- Goal of the exercise -
Copy every line of the data that includes the string "LIMITANEI".

- Source records -
- - -

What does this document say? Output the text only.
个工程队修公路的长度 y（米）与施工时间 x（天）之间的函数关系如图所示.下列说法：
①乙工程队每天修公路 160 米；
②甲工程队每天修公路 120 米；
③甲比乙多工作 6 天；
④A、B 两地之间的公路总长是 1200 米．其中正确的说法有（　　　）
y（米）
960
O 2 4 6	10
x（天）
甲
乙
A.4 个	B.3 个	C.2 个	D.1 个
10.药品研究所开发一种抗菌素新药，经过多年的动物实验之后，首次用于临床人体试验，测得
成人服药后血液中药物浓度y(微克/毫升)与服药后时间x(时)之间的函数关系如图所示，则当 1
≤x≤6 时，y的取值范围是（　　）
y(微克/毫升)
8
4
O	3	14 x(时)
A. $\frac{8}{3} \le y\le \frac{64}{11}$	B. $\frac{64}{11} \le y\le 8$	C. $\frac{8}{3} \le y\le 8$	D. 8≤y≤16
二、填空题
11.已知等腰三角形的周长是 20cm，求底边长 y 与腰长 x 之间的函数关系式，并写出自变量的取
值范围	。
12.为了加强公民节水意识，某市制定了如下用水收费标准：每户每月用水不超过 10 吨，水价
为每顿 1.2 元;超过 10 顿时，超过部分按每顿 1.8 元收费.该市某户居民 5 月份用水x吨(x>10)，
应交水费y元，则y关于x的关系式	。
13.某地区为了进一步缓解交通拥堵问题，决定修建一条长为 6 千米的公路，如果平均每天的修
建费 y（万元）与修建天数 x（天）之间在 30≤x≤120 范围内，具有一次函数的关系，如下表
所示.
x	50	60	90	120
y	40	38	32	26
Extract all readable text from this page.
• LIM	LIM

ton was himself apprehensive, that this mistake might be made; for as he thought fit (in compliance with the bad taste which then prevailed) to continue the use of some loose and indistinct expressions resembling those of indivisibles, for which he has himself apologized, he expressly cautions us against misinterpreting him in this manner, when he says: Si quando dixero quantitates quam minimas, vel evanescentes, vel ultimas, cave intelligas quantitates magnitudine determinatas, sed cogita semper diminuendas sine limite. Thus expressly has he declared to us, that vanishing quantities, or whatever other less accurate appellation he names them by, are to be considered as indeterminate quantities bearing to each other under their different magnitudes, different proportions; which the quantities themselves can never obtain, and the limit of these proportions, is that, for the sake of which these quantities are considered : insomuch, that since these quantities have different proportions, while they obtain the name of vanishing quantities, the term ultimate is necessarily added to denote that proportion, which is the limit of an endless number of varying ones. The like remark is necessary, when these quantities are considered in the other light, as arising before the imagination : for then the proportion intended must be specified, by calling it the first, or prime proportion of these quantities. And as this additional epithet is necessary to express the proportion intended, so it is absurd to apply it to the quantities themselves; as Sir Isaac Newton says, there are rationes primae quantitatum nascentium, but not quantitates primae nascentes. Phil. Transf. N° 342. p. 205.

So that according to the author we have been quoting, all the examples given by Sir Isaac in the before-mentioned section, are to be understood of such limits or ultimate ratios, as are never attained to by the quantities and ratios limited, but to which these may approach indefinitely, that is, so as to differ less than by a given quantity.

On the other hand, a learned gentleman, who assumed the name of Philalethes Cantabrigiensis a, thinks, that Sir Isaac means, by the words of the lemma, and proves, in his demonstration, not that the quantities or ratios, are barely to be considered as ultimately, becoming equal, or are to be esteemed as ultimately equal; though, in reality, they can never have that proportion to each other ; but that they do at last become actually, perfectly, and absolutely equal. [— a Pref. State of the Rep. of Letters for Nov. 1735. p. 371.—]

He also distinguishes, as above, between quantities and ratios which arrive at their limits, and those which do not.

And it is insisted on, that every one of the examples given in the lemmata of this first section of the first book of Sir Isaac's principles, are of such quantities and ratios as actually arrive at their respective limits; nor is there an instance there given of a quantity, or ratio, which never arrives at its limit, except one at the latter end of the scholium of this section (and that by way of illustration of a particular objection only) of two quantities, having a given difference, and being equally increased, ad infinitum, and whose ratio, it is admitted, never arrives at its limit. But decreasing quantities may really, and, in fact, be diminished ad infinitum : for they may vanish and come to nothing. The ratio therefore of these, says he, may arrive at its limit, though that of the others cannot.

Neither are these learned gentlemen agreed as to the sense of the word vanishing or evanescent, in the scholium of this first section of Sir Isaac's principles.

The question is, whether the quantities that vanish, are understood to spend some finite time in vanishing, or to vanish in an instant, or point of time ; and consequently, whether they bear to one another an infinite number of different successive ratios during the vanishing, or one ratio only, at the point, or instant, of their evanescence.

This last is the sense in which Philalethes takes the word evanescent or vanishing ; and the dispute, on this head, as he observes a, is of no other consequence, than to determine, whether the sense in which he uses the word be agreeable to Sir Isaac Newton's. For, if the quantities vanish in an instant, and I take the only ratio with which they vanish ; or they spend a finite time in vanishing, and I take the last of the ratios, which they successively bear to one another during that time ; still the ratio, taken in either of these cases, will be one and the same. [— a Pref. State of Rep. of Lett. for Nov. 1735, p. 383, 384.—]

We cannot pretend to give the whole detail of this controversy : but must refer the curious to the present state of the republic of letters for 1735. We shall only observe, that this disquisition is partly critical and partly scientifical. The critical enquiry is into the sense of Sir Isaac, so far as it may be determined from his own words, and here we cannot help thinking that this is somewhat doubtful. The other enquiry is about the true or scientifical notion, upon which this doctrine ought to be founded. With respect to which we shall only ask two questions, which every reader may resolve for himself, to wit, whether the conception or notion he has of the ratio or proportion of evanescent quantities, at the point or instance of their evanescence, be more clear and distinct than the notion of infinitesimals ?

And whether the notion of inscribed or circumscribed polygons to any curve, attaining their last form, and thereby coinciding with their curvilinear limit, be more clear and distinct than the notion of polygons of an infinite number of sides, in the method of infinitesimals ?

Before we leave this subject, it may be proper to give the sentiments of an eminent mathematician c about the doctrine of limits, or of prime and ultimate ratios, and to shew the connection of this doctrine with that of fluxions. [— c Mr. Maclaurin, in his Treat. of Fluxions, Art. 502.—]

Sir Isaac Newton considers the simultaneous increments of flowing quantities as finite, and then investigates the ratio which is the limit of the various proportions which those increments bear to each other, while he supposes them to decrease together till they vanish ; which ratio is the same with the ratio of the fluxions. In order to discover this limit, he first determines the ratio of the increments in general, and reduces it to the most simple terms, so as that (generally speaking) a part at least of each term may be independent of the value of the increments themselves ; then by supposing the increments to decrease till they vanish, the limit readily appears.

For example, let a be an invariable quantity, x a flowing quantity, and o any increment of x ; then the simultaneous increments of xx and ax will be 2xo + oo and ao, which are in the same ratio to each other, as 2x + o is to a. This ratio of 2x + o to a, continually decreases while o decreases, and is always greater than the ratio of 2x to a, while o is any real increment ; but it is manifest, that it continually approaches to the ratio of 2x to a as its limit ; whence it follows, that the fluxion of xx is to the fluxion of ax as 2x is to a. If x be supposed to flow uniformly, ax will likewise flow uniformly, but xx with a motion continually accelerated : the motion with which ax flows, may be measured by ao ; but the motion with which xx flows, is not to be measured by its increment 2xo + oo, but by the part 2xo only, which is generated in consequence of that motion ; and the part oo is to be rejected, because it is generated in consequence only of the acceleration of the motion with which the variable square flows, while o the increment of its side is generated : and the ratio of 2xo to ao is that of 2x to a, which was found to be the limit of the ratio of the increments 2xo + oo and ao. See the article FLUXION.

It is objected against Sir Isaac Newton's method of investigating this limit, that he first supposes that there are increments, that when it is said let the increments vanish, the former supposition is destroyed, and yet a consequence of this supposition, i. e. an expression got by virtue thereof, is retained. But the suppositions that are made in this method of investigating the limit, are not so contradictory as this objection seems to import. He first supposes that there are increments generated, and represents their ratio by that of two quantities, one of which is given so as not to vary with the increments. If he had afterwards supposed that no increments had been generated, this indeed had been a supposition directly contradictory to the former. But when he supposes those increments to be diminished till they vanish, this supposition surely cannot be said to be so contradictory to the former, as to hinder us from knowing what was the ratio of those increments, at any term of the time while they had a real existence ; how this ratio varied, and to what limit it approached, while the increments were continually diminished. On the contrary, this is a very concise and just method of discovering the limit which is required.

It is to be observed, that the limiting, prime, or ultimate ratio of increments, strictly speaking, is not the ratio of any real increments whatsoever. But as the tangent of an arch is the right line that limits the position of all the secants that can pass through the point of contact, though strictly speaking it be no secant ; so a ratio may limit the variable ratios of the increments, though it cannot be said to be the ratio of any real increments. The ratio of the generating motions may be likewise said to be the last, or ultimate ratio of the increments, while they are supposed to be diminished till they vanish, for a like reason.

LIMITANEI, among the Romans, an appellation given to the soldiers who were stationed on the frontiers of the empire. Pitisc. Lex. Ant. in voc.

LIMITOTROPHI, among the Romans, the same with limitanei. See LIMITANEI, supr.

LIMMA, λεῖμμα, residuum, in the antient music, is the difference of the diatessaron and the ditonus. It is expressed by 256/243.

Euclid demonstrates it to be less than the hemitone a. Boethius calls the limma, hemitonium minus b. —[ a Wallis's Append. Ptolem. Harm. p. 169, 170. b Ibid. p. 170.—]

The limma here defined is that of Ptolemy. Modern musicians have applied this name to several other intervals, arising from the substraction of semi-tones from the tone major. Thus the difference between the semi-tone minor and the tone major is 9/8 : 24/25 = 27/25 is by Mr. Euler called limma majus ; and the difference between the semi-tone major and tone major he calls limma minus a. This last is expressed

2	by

- - -

- Result -
LIMITANEI, among the Romans, an appellation given to the soldiers who were stationed on the frontiers of the empire. Pitisc. Lex. Ant. in voc.
LIMITOTROPHI, among the Romans, the same with limitanei. See LIMITANEI, supr.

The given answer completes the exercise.